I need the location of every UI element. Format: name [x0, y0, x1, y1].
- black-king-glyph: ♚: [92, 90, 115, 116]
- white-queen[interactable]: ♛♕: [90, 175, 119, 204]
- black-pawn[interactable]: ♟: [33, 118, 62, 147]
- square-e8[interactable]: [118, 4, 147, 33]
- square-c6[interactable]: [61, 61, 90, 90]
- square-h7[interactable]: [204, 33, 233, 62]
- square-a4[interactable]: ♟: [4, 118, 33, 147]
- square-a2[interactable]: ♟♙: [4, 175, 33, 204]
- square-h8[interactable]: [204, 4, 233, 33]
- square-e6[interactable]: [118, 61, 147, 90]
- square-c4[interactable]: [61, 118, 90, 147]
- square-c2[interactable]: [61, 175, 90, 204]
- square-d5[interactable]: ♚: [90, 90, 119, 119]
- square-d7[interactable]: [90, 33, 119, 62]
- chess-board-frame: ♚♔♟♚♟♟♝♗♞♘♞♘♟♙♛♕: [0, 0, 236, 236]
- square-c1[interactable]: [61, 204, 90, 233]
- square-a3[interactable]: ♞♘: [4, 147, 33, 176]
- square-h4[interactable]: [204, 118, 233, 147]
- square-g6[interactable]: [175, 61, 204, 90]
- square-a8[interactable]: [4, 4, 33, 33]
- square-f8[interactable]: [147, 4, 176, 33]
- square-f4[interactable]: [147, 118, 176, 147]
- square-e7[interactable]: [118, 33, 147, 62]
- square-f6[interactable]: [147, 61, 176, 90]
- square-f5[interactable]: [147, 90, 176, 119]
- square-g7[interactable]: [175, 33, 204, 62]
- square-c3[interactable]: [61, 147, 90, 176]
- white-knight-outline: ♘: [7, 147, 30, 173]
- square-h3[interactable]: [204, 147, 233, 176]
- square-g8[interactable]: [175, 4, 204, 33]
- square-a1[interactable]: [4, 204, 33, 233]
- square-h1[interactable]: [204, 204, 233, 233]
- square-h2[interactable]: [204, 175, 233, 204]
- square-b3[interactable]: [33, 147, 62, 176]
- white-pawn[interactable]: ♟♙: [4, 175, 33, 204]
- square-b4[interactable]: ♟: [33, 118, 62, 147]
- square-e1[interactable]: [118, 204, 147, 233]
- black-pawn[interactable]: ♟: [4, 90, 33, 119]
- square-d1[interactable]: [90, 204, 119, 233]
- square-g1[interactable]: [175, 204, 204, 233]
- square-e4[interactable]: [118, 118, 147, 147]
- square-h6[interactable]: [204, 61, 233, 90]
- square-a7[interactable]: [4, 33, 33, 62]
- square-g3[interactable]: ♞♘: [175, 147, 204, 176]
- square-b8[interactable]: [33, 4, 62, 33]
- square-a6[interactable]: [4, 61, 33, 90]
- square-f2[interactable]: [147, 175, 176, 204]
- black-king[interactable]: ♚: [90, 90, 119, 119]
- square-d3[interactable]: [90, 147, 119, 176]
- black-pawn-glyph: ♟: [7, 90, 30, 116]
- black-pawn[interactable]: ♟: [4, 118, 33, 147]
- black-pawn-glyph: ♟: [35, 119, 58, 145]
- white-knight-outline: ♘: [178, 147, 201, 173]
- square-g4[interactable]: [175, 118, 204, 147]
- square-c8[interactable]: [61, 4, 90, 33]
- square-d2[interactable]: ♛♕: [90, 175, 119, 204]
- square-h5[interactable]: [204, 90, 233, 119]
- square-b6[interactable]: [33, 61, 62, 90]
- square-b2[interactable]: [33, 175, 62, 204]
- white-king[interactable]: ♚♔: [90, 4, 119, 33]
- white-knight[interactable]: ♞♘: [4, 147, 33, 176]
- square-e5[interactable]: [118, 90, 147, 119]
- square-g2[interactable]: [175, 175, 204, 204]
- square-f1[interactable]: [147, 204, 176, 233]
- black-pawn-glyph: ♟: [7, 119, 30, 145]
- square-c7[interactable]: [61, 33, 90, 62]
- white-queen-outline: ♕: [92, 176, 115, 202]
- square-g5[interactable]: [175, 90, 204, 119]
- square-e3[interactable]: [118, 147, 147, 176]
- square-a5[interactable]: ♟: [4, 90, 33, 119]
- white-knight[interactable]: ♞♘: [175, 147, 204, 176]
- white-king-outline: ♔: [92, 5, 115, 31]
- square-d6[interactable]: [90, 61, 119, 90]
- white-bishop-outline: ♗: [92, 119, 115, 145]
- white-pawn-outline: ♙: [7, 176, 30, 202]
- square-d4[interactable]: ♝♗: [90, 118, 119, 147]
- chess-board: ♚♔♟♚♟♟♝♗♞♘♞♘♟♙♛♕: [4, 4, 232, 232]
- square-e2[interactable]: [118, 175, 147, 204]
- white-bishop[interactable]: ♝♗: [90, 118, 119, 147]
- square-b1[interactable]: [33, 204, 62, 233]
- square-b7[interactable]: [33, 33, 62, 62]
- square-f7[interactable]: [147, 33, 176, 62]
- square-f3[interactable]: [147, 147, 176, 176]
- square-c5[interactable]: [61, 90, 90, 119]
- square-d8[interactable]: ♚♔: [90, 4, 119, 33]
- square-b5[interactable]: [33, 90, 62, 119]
────────────────
Could you reproduce the data word for word, from its first line up to and including the line with "- square-a8[interactable]: [4, 4, 33, 33]"?

I need the location of every UI element. Format: name [x0, y0, x1, y1].
- black-king-glyph: ♚: [92, 90, 115, 116]
- white-queen[interactable]: ♛♕: [90, 175, 119, 204]
- black-pawn[interactable]: ♟: [33, 118, 62, 147]
- square-e8[interactable]: [118, 4, 147, 33]
- square-c6[interactable]: [61, 61, 90, 90]
- square-h7[interactable]: [204, 33, 233, 62]
- square-a4[interactable]: ♟: [4, 118, 33, 147]
- square-a2[interactable]: ♟♙: [4, 175, 33, 204]
- square-h8[interactable]: [204, 4, 233, 33]
- square-e6[interactable]: [118, 61, 147, 90]
- square-c4[interactable]: [61, 118, 90, 147]
- square-c2[interactable]: [61, 175, 90, 204]
- square-d5[interactable]: ♚: [90, 90, 119, 119]
- square-d7[interactable]: [90, 33, 119, 62]
- chess-board-frame: ♚♔♟♚♟♟♝♗♞♘♞♘♟♙♛♕: [0, 0, 236, 236]
- square-c1[interactable]: [61, 204, 90, 233]
- square-a3[interactable]: ♞♘: [4, 147, 33, 176]
- square-h4[interactable]: [204, 118, 233, 147]
- square-g6[interactable]: [175, 61, 204, 90]
- square-a8[interactable]: [4, 4, 33, 33]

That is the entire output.